## [Exercise requirements]
Look through the data below. Show each line where the string "text" occurs.

Start of Provided data

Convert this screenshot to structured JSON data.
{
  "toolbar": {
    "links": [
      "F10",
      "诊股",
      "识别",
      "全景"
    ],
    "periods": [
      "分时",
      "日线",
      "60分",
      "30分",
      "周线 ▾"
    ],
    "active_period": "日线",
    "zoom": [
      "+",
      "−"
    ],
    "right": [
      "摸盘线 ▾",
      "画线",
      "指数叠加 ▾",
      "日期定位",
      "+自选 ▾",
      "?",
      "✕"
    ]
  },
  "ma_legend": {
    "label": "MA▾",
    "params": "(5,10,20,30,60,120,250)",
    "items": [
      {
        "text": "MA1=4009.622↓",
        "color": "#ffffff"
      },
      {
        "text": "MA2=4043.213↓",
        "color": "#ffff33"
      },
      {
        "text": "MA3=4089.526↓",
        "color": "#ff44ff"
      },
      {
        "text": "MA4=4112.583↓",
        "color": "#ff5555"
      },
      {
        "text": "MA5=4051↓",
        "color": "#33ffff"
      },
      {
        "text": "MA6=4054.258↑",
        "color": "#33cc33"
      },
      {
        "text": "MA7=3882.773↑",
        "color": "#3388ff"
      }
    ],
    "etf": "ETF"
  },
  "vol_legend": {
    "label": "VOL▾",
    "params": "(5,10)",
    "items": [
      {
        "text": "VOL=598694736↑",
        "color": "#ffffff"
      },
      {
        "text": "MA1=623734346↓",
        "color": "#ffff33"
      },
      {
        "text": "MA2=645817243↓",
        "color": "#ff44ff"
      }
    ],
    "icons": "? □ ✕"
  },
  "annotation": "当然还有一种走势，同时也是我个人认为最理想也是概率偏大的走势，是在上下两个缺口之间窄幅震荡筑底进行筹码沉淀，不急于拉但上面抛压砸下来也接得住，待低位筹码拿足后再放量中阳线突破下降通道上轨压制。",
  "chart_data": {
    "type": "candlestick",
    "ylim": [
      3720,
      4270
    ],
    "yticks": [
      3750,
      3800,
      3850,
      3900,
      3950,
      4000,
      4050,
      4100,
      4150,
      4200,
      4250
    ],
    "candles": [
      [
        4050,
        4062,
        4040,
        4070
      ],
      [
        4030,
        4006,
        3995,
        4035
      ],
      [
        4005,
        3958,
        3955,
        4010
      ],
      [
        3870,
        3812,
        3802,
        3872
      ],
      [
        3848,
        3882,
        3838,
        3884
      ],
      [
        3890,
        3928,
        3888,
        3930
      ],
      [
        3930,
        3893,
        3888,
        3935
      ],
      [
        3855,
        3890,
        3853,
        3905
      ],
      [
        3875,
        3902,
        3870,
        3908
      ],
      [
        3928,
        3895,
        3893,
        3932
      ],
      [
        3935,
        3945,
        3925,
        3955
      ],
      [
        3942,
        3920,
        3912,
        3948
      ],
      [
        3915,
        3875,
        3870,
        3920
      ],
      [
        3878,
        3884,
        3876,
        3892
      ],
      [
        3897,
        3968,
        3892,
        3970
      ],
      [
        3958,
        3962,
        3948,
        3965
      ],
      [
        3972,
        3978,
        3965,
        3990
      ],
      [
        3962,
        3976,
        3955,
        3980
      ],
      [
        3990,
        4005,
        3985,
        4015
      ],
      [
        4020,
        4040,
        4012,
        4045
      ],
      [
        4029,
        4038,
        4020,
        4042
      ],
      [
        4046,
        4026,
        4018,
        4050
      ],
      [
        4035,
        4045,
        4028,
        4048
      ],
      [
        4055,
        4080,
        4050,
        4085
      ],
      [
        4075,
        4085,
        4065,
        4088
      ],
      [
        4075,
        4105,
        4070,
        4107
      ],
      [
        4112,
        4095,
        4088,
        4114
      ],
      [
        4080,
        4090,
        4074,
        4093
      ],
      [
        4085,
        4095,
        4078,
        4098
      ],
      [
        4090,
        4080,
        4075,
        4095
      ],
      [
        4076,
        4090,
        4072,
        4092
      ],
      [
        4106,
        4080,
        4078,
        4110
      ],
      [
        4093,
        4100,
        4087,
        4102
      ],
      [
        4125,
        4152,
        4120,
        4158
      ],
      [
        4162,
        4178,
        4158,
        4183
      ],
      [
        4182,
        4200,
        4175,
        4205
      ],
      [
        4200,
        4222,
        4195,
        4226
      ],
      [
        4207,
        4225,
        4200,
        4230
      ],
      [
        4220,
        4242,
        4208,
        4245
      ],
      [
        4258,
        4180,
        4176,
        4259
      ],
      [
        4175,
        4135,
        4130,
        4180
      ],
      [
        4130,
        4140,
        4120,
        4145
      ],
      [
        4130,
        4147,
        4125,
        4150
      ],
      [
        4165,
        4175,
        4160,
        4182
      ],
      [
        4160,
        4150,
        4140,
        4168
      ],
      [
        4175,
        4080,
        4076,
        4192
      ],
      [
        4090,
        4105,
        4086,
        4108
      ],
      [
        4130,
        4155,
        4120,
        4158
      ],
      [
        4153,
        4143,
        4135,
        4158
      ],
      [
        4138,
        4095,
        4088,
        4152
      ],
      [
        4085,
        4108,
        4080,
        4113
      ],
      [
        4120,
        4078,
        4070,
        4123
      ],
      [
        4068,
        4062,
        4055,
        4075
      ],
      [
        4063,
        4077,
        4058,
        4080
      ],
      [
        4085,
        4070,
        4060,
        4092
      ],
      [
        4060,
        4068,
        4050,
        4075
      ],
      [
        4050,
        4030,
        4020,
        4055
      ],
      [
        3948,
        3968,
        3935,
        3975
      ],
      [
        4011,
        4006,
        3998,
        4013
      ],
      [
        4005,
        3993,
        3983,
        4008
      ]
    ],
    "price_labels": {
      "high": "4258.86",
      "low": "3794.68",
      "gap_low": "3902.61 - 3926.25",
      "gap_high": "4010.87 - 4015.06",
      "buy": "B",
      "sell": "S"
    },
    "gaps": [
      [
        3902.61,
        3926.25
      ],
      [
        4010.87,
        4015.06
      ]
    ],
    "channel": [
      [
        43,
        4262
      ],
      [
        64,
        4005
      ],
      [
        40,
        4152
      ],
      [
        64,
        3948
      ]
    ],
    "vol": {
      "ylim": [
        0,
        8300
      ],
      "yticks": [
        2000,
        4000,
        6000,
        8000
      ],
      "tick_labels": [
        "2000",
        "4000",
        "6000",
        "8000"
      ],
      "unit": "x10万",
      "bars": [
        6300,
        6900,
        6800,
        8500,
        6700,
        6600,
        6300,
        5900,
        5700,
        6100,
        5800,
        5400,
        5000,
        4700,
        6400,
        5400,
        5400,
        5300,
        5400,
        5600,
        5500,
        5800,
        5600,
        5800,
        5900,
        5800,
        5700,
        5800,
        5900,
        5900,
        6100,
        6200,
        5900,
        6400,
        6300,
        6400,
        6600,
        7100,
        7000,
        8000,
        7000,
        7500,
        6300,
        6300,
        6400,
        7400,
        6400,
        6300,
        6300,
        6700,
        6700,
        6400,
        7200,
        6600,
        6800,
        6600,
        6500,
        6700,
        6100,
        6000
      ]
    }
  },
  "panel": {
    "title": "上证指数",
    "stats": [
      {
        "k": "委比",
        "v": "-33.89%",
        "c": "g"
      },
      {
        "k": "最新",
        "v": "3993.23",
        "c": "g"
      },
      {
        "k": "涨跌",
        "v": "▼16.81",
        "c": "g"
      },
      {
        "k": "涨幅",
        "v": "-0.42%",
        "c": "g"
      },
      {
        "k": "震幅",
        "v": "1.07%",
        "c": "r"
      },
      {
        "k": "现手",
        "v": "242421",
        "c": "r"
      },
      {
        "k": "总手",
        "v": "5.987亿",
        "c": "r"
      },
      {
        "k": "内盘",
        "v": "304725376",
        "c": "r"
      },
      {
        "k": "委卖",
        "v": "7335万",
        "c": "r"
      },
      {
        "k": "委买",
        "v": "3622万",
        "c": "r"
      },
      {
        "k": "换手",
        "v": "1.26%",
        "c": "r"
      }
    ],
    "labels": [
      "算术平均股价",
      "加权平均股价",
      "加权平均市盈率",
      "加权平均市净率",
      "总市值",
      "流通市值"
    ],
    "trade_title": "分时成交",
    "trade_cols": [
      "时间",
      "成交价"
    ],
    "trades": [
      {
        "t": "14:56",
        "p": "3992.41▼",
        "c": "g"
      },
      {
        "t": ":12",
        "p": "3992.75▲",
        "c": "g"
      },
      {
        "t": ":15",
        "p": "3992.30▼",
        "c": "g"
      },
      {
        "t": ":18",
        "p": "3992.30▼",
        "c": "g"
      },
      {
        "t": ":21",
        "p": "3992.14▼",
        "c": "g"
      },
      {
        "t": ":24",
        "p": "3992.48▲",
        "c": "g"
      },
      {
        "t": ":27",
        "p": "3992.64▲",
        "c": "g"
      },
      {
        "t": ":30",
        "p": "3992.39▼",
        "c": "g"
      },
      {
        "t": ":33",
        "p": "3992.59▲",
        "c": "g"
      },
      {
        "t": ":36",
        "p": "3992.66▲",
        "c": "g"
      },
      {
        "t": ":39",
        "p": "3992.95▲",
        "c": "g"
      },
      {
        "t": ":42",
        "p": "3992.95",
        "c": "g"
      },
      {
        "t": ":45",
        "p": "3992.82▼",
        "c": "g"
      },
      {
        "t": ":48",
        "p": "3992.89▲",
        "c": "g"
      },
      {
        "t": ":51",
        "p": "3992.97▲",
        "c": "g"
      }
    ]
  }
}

End of Provided data

## [Output below]
        "text": "MA1=4009.622↓",
        "text": "MA2=4043.213↓",
        "text": "MA3=4089.526↓",
        "text": "MA4=4112.583↓",
        "text": "MA5=4051↓",
        "text": "MA6=4054.258↑",
        "text": "MA7=3882.773↑",
        "text": "VOL=598694736↑",
        "text": "MA1=623734346↓",
        "text": "MA2=645817243↓",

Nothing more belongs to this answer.